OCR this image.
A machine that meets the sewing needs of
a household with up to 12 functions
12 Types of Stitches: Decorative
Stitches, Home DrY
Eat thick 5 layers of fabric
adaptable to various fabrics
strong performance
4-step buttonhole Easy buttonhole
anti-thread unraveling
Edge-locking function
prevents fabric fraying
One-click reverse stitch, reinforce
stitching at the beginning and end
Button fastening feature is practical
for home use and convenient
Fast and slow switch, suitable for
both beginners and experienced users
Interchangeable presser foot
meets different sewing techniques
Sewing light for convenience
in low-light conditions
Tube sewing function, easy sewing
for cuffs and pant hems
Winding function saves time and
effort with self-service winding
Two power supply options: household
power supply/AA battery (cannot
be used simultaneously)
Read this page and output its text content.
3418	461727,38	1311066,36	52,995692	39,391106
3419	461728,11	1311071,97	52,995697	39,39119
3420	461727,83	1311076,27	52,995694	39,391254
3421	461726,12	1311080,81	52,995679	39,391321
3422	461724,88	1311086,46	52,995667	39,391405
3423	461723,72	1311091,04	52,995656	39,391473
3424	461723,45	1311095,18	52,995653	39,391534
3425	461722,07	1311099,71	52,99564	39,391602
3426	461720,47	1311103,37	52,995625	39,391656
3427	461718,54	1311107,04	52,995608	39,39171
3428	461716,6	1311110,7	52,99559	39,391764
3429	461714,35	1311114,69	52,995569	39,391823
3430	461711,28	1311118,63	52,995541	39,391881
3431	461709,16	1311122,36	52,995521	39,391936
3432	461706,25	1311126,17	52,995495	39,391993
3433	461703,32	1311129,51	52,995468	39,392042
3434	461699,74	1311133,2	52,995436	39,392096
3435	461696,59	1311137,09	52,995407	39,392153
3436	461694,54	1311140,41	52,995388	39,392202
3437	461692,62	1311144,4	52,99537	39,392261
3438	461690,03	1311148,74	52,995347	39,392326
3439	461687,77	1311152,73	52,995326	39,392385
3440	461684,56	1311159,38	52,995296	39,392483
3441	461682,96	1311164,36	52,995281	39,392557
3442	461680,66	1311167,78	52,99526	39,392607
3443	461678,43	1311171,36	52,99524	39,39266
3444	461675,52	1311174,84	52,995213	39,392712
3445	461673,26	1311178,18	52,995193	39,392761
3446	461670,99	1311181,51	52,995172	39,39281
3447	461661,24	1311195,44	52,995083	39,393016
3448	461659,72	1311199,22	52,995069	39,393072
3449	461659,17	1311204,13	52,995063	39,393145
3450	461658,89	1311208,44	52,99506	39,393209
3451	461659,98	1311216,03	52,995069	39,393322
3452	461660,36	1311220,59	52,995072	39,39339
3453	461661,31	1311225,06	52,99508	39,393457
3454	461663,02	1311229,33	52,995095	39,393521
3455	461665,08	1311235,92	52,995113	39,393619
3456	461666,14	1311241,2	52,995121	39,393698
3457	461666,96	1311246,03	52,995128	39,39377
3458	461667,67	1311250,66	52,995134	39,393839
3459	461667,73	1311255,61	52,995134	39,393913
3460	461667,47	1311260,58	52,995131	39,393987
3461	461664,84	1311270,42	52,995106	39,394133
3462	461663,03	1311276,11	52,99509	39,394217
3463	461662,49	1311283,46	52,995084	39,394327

+ + +

WHAT IS BEING ASKED:
Copy all of the material word for word.

TASK OUTPUT:
OCR this image.
A machine that meets the sewing needs of
a household with up to 12 functions
12 Types of Stitches: Decorative
Stitches, Home DrY
Eat thick 5 layers of fabric
adaptable to various fabrics
strong performance
4-step buttonhole Easy buttonhole
anti-thread unraveling
Edge-locking function
prevents fabric fraying
One-click reverse stitch, reinforce
stitching at the beginning and end
Button fastening feature is practical
for home use and convenient
Fast and slow switch, suitable for
both beginners and experienced users
Interchangeable presser foot
meets different sewing techniques
Sewing light for convenience
in low-light conditions
Tube sewing function, easy sewing
for cuffs and pant hems
Winding function saves time and
effort with self-service winding
Two power supply options: household
power supply/AA battery (cannot
be used simultaneously)
Read this page and output its text content.
3418	461727,38	1311066,36	52,995692	39,391106
3419	461728,11	1311071,97	52,995697	39,39119
3420	461727,83	1311076,27	52,995694	39,391254
3421	461726,12	1311080,81	52,995679	39,391321
3422	461724,88	1311086,46	52,995667	39,391405
3423	461723,72	1311091,04	52,995656	39,391473
3424	461723,45	1311095,18	52,995653	39,391534
3425	461722,07	1311099,71	52,99564	39,391602
3426	461720,47	1311103,37	52,995625	39,391656
3427	461718,54	1311107,04	52,995608	39,39171
3428	461716,6	1311110,7	52,99559	39,391764
3429	461714,35	1311114,69	52,995569	39,391823
3430	461711,28	1311118,63	52,995541	39,391881
3431	461709,16	1311122,36	52,995521	39,391936
3432	461706,25	1311126,17	52,995495	39,391993
3433	461703,32	1311129,51	52,995468	39,392042
3434	461699,74	1311133,2	52,995436	39,392096
3435	461696,59	1311137,09	52,995407	39,392153
3436	461694,54	1311140,41	52,995388	39,392202
3437	461692,62	1311144,4	52,99537	39,392261
3438	461690,03	1311148,74	52,995347	39,392326
3439	461687,77	1311152,73	52,995326	39,392385
3440	461684,56	1311159,38	52,995296	39,392483
3441	461682,96	1311164,36	52,995281	39,392557
3442	461680,66	1311167,78	52,99526	39,392607
3443	461678,43	1311171,36	52,99524	39,39266
3444	461675,52	1311174,84	52,995213	39,392712
3445	461673,26	1311178,18	52,995193	39,392761
3446	461670,99	1311181,51	52,995172	39,39281
3447	461661,24	1311195,44	52,995083	39,393016
3448	461659,72	1311199,22	52,995069	39,393072
3449	461659,17	1311204,13	52,995063	39,393145
3450	461658,89	1311208,44	52,99506	39,393209
3451	461659,98	1311216,03	52,995069	39,393322
3452	461660,36	1311220,59	52,995072	39,39339
3453	461661,31	1311225,06	52,99508	39,393457
3454	461663,02	1311229,33	52,995095	39,393521
3455	461665,08	1311235,92	52,995113	39,393619
3456	461666,14	1311241,2	52,995121	39,393698
3457	461666,96	1311246,03	52,995128	39,39377
3458	461667,67	1311250,66	52,995134	39,393839
3459	461667,73	1311255,61	52,995134	39,393913
3460	461667,47	1311260,58	52,995131	39,393987
3461	461664,84	1311270,42	52,995106	39,394133
3462	461663,03	1311276,11	52,99509	39,394217
3463	461662,49	1311283,46	52,995084	39,394327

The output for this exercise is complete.